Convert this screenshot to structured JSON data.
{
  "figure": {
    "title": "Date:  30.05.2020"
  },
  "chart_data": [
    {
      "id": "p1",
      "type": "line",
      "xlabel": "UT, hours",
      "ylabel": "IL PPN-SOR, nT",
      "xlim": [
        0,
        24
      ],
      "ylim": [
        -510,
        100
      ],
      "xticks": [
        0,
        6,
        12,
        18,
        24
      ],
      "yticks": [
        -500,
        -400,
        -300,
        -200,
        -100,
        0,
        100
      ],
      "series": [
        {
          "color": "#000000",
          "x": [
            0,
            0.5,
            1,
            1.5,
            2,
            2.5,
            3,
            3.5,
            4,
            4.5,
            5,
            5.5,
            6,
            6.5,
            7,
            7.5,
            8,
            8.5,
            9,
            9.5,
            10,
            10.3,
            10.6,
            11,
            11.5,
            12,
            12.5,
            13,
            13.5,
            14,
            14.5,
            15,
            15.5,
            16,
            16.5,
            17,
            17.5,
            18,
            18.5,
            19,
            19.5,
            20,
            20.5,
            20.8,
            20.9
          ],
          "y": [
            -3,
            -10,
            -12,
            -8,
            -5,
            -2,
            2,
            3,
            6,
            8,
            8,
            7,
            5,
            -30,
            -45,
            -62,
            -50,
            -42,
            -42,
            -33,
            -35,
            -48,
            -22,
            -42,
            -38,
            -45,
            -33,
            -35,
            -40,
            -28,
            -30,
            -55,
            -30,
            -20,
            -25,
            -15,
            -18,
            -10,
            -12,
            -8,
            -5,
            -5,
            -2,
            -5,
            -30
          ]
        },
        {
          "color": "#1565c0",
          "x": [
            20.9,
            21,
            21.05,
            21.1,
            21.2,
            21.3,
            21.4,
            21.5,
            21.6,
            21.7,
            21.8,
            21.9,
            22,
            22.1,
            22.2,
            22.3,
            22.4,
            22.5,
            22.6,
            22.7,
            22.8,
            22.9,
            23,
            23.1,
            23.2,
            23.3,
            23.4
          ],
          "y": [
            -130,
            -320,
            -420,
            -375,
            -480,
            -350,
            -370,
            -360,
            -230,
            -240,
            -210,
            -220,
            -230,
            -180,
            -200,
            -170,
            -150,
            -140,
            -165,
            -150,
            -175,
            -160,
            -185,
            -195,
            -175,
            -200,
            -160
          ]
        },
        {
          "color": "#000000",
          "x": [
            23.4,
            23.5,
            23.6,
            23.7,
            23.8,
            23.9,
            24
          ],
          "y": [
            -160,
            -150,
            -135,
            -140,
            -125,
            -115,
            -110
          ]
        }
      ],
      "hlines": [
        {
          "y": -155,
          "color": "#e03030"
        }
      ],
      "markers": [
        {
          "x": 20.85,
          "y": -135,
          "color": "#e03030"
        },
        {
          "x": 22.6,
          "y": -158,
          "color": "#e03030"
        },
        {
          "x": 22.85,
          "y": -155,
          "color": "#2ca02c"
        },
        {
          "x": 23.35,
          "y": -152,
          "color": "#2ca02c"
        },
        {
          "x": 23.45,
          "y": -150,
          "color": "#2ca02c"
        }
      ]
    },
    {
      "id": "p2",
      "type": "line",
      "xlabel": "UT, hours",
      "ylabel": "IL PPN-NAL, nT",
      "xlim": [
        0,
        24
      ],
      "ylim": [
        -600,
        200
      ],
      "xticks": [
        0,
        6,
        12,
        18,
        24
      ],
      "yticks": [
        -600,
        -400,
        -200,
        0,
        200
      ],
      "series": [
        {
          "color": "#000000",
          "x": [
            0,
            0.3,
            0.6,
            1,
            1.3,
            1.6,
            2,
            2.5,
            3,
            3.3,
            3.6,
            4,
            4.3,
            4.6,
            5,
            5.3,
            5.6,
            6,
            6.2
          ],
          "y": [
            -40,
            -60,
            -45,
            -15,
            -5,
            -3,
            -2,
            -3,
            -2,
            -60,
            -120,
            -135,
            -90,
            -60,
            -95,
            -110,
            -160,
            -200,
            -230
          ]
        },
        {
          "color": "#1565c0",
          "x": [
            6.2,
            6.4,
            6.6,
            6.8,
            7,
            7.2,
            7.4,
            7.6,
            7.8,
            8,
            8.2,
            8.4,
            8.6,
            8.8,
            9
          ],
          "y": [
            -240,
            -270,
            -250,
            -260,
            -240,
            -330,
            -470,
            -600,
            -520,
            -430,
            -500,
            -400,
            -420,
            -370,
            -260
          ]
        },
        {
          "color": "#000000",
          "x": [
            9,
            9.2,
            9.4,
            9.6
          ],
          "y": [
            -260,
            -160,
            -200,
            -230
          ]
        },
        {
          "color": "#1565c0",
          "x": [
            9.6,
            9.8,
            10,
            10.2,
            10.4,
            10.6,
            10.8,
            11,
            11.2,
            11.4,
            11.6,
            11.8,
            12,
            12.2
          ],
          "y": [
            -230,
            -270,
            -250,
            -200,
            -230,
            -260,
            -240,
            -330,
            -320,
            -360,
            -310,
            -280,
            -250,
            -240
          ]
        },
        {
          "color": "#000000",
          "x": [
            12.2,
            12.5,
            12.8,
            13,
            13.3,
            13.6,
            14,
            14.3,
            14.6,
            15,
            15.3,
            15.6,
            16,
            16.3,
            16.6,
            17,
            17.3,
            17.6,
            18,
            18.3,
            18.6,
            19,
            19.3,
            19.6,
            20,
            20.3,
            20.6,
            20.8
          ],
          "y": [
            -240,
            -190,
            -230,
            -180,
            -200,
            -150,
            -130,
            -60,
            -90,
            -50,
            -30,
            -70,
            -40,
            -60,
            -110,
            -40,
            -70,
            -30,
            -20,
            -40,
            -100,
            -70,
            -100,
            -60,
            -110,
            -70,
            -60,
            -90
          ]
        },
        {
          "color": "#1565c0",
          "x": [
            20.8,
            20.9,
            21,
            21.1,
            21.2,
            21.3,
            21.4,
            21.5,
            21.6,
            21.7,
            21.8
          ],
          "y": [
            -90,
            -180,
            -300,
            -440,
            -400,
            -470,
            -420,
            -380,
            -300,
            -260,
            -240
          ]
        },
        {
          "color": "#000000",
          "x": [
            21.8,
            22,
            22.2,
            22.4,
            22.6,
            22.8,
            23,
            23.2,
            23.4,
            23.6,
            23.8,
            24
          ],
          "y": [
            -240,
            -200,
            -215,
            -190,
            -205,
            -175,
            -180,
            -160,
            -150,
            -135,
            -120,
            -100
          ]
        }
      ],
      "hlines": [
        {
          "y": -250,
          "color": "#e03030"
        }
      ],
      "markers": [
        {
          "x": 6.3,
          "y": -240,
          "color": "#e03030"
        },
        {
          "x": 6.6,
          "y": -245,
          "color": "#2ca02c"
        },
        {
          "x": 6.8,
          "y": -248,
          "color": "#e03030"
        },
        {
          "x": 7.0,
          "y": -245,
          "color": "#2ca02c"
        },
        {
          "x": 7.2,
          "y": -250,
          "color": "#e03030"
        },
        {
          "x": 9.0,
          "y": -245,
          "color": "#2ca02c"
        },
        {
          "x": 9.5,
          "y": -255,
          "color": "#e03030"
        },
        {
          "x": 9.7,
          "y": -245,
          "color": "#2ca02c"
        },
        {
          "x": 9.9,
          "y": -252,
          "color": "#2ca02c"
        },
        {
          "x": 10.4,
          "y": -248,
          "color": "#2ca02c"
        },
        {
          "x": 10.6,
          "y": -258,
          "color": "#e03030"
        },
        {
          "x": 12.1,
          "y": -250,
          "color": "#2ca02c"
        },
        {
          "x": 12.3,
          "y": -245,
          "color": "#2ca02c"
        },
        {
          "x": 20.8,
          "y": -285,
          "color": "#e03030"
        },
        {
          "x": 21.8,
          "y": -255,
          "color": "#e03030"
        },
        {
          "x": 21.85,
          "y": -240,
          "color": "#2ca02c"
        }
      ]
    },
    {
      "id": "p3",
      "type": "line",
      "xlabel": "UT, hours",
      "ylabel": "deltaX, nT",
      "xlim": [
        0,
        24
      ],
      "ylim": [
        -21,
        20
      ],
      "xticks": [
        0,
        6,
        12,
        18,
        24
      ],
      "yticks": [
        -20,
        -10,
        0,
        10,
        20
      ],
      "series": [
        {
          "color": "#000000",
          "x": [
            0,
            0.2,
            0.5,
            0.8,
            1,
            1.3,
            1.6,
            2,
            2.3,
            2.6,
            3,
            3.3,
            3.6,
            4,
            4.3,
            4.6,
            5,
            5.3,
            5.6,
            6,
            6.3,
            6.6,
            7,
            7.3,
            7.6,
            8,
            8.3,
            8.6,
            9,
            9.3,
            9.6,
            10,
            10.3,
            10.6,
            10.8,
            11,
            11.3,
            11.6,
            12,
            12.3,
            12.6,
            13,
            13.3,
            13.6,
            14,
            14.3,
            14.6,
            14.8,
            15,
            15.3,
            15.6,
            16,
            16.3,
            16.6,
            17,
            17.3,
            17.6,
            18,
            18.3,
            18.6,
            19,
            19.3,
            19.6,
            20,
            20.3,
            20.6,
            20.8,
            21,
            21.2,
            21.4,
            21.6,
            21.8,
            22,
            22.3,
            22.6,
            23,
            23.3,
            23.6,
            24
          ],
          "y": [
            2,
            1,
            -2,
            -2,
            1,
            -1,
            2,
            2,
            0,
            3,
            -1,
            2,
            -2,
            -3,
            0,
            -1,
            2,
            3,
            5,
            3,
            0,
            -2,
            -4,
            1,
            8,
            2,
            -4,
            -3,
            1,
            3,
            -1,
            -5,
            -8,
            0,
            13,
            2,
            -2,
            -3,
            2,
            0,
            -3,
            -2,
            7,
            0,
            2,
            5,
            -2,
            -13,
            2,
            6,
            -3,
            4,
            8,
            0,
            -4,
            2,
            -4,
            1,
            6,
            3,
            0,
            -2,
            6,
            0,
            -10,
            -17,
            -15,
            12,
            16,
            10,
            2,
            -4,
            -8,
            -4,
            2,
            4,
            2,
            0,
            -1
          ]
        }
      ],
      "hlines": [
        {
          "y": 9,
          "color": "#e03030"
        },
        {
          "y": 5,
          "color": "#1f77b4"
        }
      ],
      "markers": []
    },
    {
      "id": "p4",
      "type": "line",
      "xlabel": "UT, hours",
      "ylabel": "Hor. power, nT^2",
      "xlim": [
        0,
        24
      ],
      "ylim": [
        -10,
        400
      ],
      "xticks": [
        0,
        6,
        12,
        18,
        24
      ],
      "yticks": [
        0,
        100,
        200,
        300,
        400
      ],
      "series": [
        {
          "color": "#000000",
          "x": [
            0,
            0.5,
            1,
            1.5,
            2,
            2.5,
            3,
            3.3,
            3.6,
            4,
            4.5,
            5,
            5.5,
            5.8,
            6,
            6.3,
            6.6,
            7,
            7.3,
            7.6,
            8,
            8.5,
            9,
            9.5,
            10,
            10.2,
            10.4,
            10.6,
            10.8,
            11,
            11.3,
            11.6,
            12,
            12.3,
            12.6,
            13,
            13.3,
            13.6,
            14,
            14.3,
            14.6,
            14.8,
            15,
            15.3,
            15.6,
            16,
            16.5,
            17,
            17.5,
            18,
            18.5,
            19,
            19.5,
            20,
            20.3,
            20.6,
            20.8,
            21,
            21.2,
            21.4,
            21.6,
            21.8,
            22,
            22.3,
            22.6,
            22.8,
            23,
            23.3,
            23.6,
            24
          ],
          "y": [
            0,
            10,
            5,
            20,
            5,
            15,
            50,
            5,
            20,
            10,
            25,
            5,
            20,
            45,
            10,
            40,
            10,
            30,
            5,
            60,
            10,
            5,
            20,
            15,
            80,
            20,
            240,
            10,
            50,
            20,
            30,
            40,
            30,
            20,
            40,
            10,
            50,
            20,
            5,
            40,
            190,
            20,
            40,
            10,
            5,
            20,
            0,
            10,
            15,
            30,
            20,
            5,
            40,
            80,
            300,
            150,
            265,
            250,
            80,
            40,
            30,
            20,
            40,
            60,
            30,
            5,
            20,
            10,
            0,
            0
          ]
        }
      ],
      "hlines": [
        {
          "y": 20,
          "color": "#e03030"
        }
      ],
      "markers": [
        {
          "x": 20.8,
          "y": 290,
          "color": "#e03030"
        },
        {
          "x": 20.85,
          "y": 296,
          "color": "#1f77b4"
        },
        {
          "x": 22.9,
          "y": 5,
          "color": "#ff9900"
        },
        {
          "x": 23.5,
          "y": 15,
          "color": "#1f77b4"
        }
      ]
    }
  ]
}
········
## Problem requirements:
Count how many lines above contain the word "ylabel". Reply with the number alone.

## Response to this task:
4